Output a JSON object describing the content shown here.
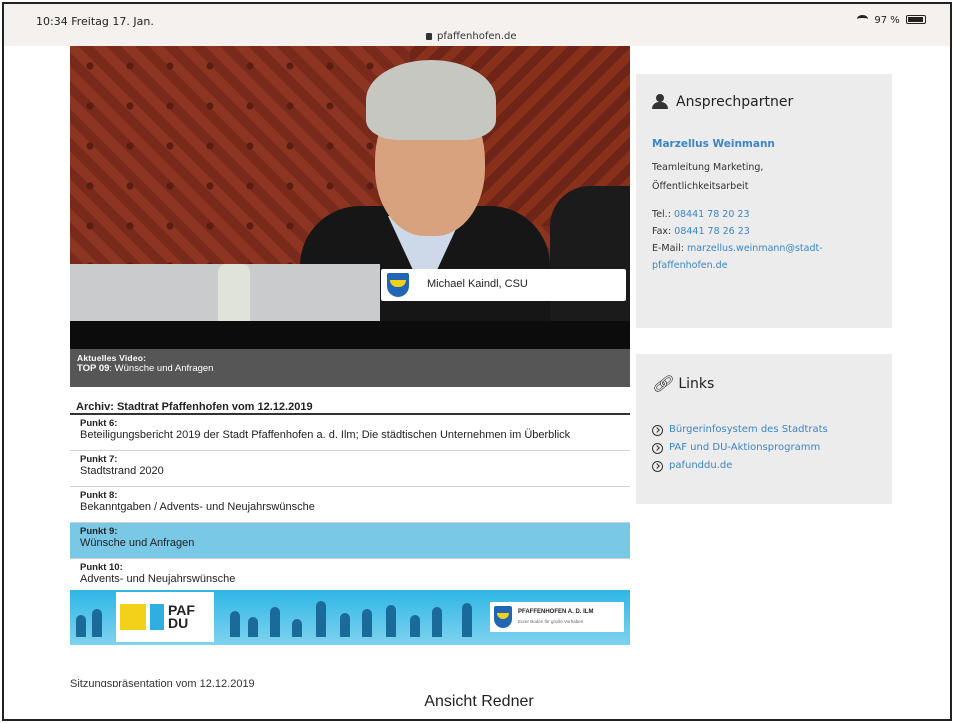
{
  "status_bar": {
    "time": "10:34",
    "date": "Freitag 17. Jan.",
    "url": "pfaffenhofen.de",
    "battery": "97 %"
  },
  "video": {
    "speaker": "Michael Kaindl, CSU",
    "current_label": "Aktuelles Video:",
    "current_top_prefix": "TOP 09",
    "current_top_title": ": Wünsche und Anfragen"
  },
  "archive": {
    "title": "Archiv: Stadtrat Pfaffenhofen vom 12.12.2019",
    "items": [
      {
        "point": "Punkt 6:",
        "text": "Beteiligungsbericht 2019 der Stadt Pfaffenhofen a. d. Ilm; Die städtischen Unternehmen im Überblick",
        "active": false
      },
      {
        "point": "Punkt 7:",
        "text": "Stadtstrand 2020",
        "active": false
      },
      {
        "point": "Punkt 8:",
        "text": "Bekanntgaben / Advents- und Neujahrswünsche",
        "active": false
      },
      {
        "point": "Punkt 9:",
        "text": "Wünsche und Anfragen",
        "active": true
      },
      {
        "point": "Punkt 10:",
        "text": "Advents- und Neujahrswünsche",
        "active": false
      }
    ]
  },
  "banner": {
    "paf_text_1": "PAF",
    "paf_text_2": "DU",
    "logo_title": "PFAFFENHOFEN A. D. ILM",
    "logo_sub": "Eurer Boden für große Vorhaben"
  },
  "cutoff_text": "Sitzungspräsentation vom 12.12.2019",
  "contact": {
    "heading": "Ansprechpartner",
    "name": "Marzellus Weinmann",
    "role_line1": "Teamleitung Marketing,",
    "role_line2": "Öffentlichkeitsarbeit",
    "tel_label": "Tel.:",
    "tel": "08441 78 20 23",
    "fax_label": "Fax:",
    "fax": "08441 78 26 23",
    "email_label": "E-Mail:",
    "email_line1": "marzellus.weinmann@stadt-",
    "email_line2": "pfaffenhofen.de"
  },
  "links": {
    "heading": "Links",
    "items": [
      "Bürgerinfosystem des Stadtrats",
      "PAF und DU-Aktionsprogramm",
      "pafunddu.de"
    ]
  },
  "caption": "Ansicht Redner",
  "colors": {
    "link": "#3a86c6",
    "active_row": "#79c8e5",
    "card_bg": "#ececec"
  }
}
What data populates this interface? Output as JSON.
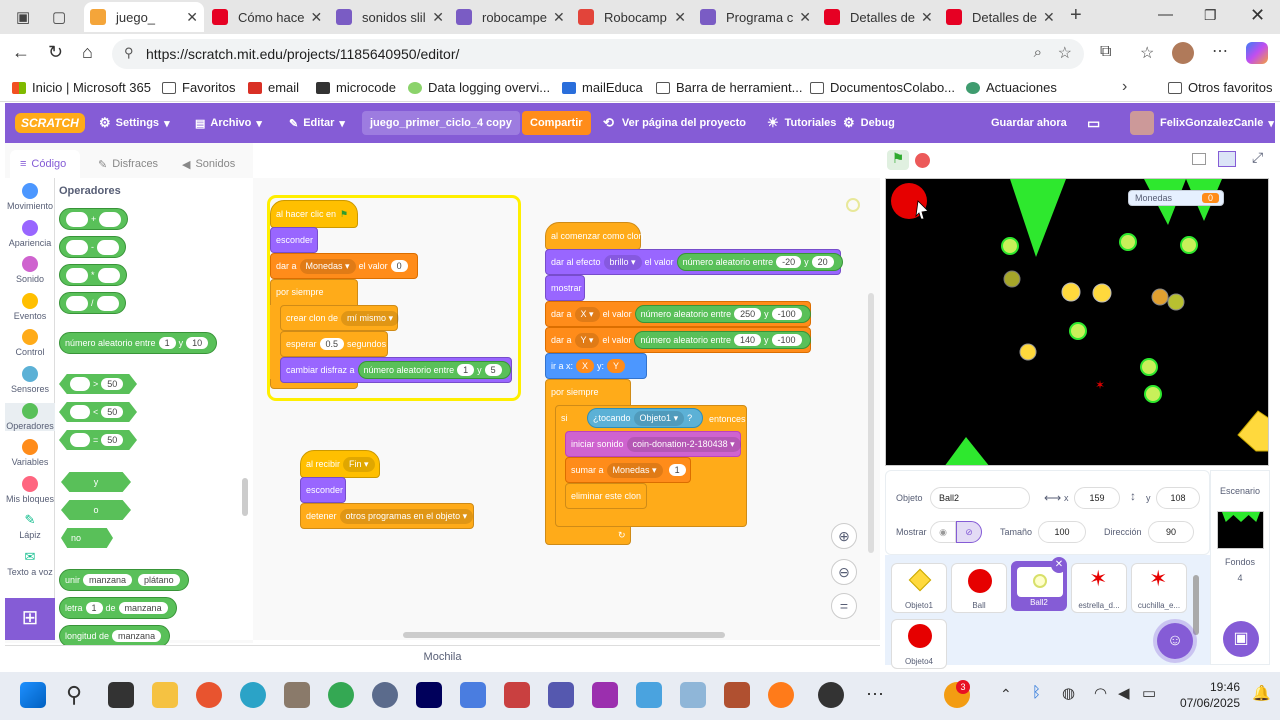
{
  "browser_tabs": [
    {
      "label": "juego_",
      "color": "#f4a53a",
      "active": true
    },
    {
      "label": "Cómo hace",
      "color": "#e60023"
    },
    {
      "label": "sonidos slil",
      "color": "#7a5cc4"
    },
    {
      "label": "robocampe",
      "color": "#7a5cc4"
    },
    {
      "label": "Robocamp",
      "color": "#e2443a"
    },
    {
      "label": "Programa c",
      "color": "#7a5cc4"
    },
    {
      "label": "Detalles de",
      "color": "#e60023"
    },
    {
      "label": "Detalles de",
      "color": "#e60023"
    }
  ],
  "url": "https://scratch.mit.edu/projects/1185640950/editor/",
  "bookmarks": [
    "Inicio | Microsoft 365",
    "Favoritos",
    "email",
    "microcode",
    "Data logging overvi...",
    "mailEduca",
    "Barra de herramient...",
    "DocumentosColabo...",
    "Actuaciones",
    "Otros favoritos"
  ],
  "menu": {
    "logo": "SCRATCH",
    "settings": "Settings",
    "archivo": "Archivo",
    "editar": "Editar",
    "project_title": "juego_primer_ciclo_4 copy",
    "compartir": "Compartir",
    "ver_pagina": "Ver página del proyecto",
    "tutoriales": "Tutoriales",
    "debug": "Debug",
    "guardar": "Guardar ahora",
    "user": "FelixGonzalezCanle"
  },
  "editor_tabs": {
    "codigo": "Código",
    "disfraces": "Disfraces",
    "sonidos": "Sonidos"
  },
  "categories": [
    {
      "label": "Movimiento",
      "color": "#4c97ff"
    },
    {
      "label": "Apariencia",
      "color": "#9966ff"
    },
    {
      "label": "Sonido",
      "color": "#cf63cf"
    },
    {
      "label": "Eventos",
      "color": "#ffbf00"
    },
    {
      "label": "Control",
      "color": "#ffab19"
    },
    {
      "label": "Sensores",
      "color": "#5cb1d6"
    },
    {
      "label": "Operadores",
      "color": "#59c059"
    },
    {
      "label": "Variables",
      "color": "#ff8c1a"
    },
    {
      "label": "Mis bloques",
      "color": "#ff6680"
    },
    {
      "label": "Lápiz",
      "color": "#0fbd8c"
    },
    {
      "label": "Texto a voz",
      "color": "#0fbd8c"
    }
  ],
  "palette": {
    "heading": "Operadores",
    "ops": [
      "+",
      "-",
      "*",
      "/"
    ],
    "random": {
      "label": "número aleatorio entre",
      "a": "1",
      "y": "y",
      "b": "10"
    },
    "compare": [
      {
        "op": ">",
        "v": "50"
      },
      {
        "op": "<",
        "v": "50"
      },
      {
        "op": "=",
        "v": "50"
      }
    ],
    "bool": [
      "y",
      "o",
      "no"
    ],
    "unir": {
      "label": "unir",
      "a": "manzana",
      "b": "plátano"
    },
    "letra": {
      "label": "letra",
      "n": "1",
      "de": "de",
      "s": "manzana"
    },
    "longitud": {
      "label": "longitud de",
      "s": "manzana"
    }
  },
  "script1": {
    "hat": "al hacer clic en",
    "esconder": "esconder",
    "dar_a": "dar a",
    "var": "Monedas",
    "el_valor": "el valor",
    "v0": "0",
    "por_siempre": "por siempre",
    "crear_clon": "crear clon de",
    "mi_mismo": "mí mismo",
    "esperar": "esperar",
    "esp_v": "0.5",
    "segundos": "segundos",
    "cambiar_disfraz": "cambiar disfraz a",
    "rand": "número aleatorio entre",
    "r1": "1",
    "y": "y",
    "r2": "5"
  },
  "script2": {
    "hat": "al comenzar como clon",
    "dar_efecto": "dar al efecto",
    "brillo": "brillo",
    "el_valor": "el valor",
    "rand": "número aleatorio entre",
    "b1": "-20",
    "y": "y",
    "b2": "20",
    "mostrar": "mostrar",
    "dar_a": "dar a",
    "x": "X",
    "y_var": "Y",
    "x1": "250",
    "x2": "-100",
    "y1": "140",
    "y2": "-100",
    "ir_a": "ir a x:",
    "ir_y": "y:",
    "por_siempre": "por siempre",
    "si": "si",
    "tocando": "¿tocando",
    "objeto1": "Objeto1",
    "q": "?",
    "entonces": "entonces",
    "iniciar_sonido": "iniciar sonido",
    "sonido": "coin-donation-2-180438",
    "sumar": "sumar a",
    "monedas": "Monedas",
    "s1": "1",
    "eliminar": "eliminar este clon"
  },
  "script3": {
    "hat": "al recibir",
    "msg": "Fin",
    "esconder": "esconder",
    "detener": "detener",
    "otros": "otros programas en el objeto"
  },
  "stage": {
    "monitor_label": "Monedas",
    "monitor_value": "0"
  },
  "sprite_info": {
    "objeto_label": "Objeto",
    "objeto": "Ball2",
    "x_label": "x",
    "x": "159",
    "y_label": "y",
    "y": "108",
    "mostrar": "Mostrar",
    "tamano_label": "Tamaño",
    "tamano": "100",
    "direccion_label": "Dirección",
    "direccion": "90"
  },
  "sprites": [
    {
      "name": "Objeto1"
    },
    {
      "name": "Ball"
    },
    {
      "name": "Ball2",
      "selected": true
    },
    {
      "name": "estrella_d..."
    },
    {
      "name": "cuchilla_e..."
    },
    {
      "name": "Objeto4"
    }
  ],
  "stage_panel": {
    "label": "Escenario",
    "fondos_label": "Fondos",
    "fondos": "4"
  },
  "mochila": "Mochila",
  "taskbar": {
    "time": "19:46",
    "date": "07/06/2025",
    "badge": "3"
  }
}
•••••
SET PROBLEM: Pictures in the records above are not copied; print everything else exactly.

THE COMPLETED TASK:
Output a JSON object describing the content shown here.
{
  "status_bar": {
    "time": "10:34",
    "date": "Freitag 17. Jan.",
    "url": "pfaffenhofen.de",
    "battery": "97 %"
  },
  "video": {
    "speaker": "Michael Kaindl, CSU",
    "current_label": "Aktuelles Video:",
    "current_top_prefix": "TOP 09",
    "current_top_title": ": Wünsche und Anfragen"
  },
  "archive": {
    "title": "Archiv: Stadtrat Pfaffenhofen vom 12.12.2019",
    "items": [
      {
        "point": "Punkt 6:",
        "text": "Beteiligungsbericht 2019 der Stadt Pfaffenhofen a. d. Ilm; Die städtischen Unternehmen im Überblick",
        "active": false
      },
      {
        "point": "Punkt 7:",
        "text": "Stadtstrand 2020",
        "active": false
      },
      {
        "point": "Punkt 8:",
        "text": "Bekanntgaben / Advents- und Neujahrswünsche",
        "active": false
      },
      {
        "point": "Punkt 9:",
        "text": "Wünsche und Anfragen",
        "active": true
      },
      {
        "point": "Punkt 10:",
        "text": "Advents- und Neujahrswünsche",
        "active": false
      }
    ]
  },
  "banner": {
    "paf_text_1": "PAF",
    "paf_text_2": "DU",
    "logo_title": "PFAFFENHOFEN A. D. ILM",
    "logo_sub": "Eurer Boden für große Vorhaben"
  },
  "cutoff_text": "Sitzungspräsentation vom 12.12.2019",
  "contact": {
    "heading": "Ansprechpartner",
    "name": "Marzellus Weinmann",
    "role_line1": "Teamleitung Marketing,",
    "role_line2": "Öffentlichkeitsarbeit",
    "tel_label": "Tel.:",
    "tel": "08441 78 20 23",
    "fax_label": "Fax:",
    "fax": "08441 78 26 23",
    "email_label": "E-Mail:",
    "email_line1": "marzellus.weinmann@stadt-",
    "email_line2": "pfaffenhofen.de"
  },
  "links": {
    "heading": "Links",
    "items": [
      "Bürgerinfosystem des Stadtrats",
      "PAF und DU-Aktionsprogramm",
      "pafunddu.de"
    ]
  },
  "caption": "Ansicht Redner",
  "colors": {
    "link": "#3a86c6",
    "active_row": "#79c8e5",
    "card_bg": "#ececec"
  }
}
What data populates this interface? Output as JSON.
{
  "browser_tabs": [
    {
      "label": "juego_",
      "color": "#f4a53a",
      "active": true
    },
    {
      "label": "Cómo hace",
      "color": "#e60023"
    },
    {
      "label": "sonidos slil",
      "color": "#7a5cc4"
    },
    {
      "label": "robocampe",
      "color": "#7a5cc4"
    },
    {
      "label": "Robocamp",
      "color": "#e2443a"
    },
    {
      "label": "Programa c",
      "color": "#7a5cc4"
    },
    {
      "label": "Detalles de",
      "color": "#e60023"
    },
    {
      "label": "Detalles de",
      "color": "#e60023"
    }
  ],
  "url": "https://scratch.mit.edu/projects/1185640950/editor/",
  "bookmarks": [
    "Inicio | Microsoft 365",
    "Favoritos",
    "email",
    "microcode",
    "Data logging overvi...",
    "mailEduca",
    "Barra de herramient...",
    "DocumentosColabo...",
    "Actuaciones",
    "Otros favoritos"
  ],
  "menu": {
    "logo": "SCRATCH",
    "settings": "Settings",
    "archivo": "Archivo",
    "editar": "Editar",
    "project_title": "juego_primer_ciclo_4 copy",
    "compartir": "Compartir",
    "ver_pagina": "Ver página del proyecto",
    "tutoriales": "Tutoriales",
    "debug": "Debug",
    "guardar": "Guardar ahora",
    "user": "FelixGonzalezCanle"
  },
  "editor_tabs": {
    "codigo": "Código",
    "disfraces": "Disfraces",
    "sonidos": "Sonidos"
  },
  "categories": [
    {
      "label": "Movimiento",
      "color": "#4c97ff"
    },
    {
      "label": "Apariencia",
      "color": "#9966ff"
    },
    {
      "label": "Sonido",
      "color": "#cf63cf"
    },
    {
      "label": "Eventos",
      "color": "#ffbf00"
    },
    {
      "label": "Control",
      "color": "#ffab19"
    },
    {
      "label": "Sensores",
      "color": "#5cb1d6"
    },
    {
      "label": "Operadores",
      "color": "#59c059"
    },
    {
      "label": "Variables",
      "color": "#ff8c1a"
    },
    {
      "label": "Mis bloques",
      "color": "#ff6680"
    },
    {
      "label": "Lápiz",
      "color": "#0fbd8c"
    },
    {
      "label": "Texto a voz",
      "color": "#0fbd8c"
    }
  ],
  "palette": {
    "heading": "Operadores",
    "ops": [
      "+",
      "-",
      "*",
      "/"
    ],
    "random": {
      "label": "número aleatorio entre",
      "a": "1",
      "y": "y",
      "b": "10"
    },
    "compare": [
      {
        "op": ">",
        "v": "50"
      },
      {
        "op": "<",
        "v": "50"
      },
      {
        "op": "=",
        "v": "50"
      }
    ],
    "bool": [
      "y",
      "o",
      "no"
    ],
    "unir": {
      "label": "unir",
      "a": "manzana",
      "b": "plátano"
    },
    "letra": {
      "label": "letra",
      "n": "1",
      "de": "de",
      "s": "manzana"
    },
    "longitud": {
      "label": "longitud de",
      "s": "manzana"
    }
  },
  "script1": {
    "hat": "al hacer clic en",
    "esconder": "esconder",
    "dar_a": "dar a",
    "var": "Monedas",
    "el_valor": "el valor",
    "v0": "0",
    "por_siempre": "por siempre",
    "crear_clon": "crear clon de",
    "mi_mismo": "mí mismo",
    "esperar": "esperar",
    "esp_v": "0.5",
    "segundos": "segundos",
    "cambiar_disfraz": "cambiar disfraz a",
    "rand": "número aleatorio entre",
    "r1": "1",
    "y": "y",
    "r2": "5"
  },
  "script2": {
    "hat": "al comenzar como clon",
    "dar_efecto": "dar al efecto",
    "brillo": "brillo",
    "el_valor": "el valor",
    "rand": "número aleatorio entre",
    "b1": "-20",
    "y": "y",
    "b2": "20",
    "mostrar": "mostrar",
    "dar_a": "dar a",
    "x": "X",
    "y_var": "Y",
    "x1": "250",
    "x2": "-100",
    "y1": "140",
    "y2": "-100",
    "ir_a": "ir a x:",
    "ir_y": "y:",
    "por_siempre": "por siempre",
    "si": "si",
    "tocando": "¿tocando",
    "objeto1": "Objeto1",
    "q": "?",
    "entonces": "entonces",
    "iniciar_sonido": "iniciar sonido",
    "sonido": "coin-donation-2-180438",
    "sumar": "sumar a",
    "monedas": "Monedas",
    "s1": "1",
    "eliminar": "eliminar este clon"
  },
  "script3": {
    "hat": "al recibir",
    "msg": "Fin",
    "esconder": "esconder",
    "detener": "detener",
    "otros": "otros programas en el objeto"
  },
  "stage": {
    "monitor_label": "Monedas",
    "monitor_value": "0"
  },
  "sprite_info": {
    "objeto_label": "Objeto",
    "objeto": "Ball2",
    "x_label": "x",
    "x": "159",
    "y_label": "y",
    "y": "108",
    "mostrar": "Mostrar",
    "tamano_label": "Tamaño",
    "tamano": "100",
    "direccion_label": "Dirección",
    "direccion": "90"
  },
  "sprites": [
    {
      "name": "Objeto1"
    },
    {
      "name": "Ball"
    },
    {
      "name": "Ball2",
      "selected": true
    },
    {
      "name": "estrella_d..."
    },
    {
      "name": "cuchilla_e..."
    },
    {
      "name": "Objeto4"
    }
  ],
  "stage_panel": {
    "label": "Escenario",
    "fondos_label": "Fondos",
    "fondos": "4"
  },
  "mochila": "Mochila",
  "taskbar": {
    "time": "19:46",
    "date": "07/06/2025",
    "badge": "3"
  }
}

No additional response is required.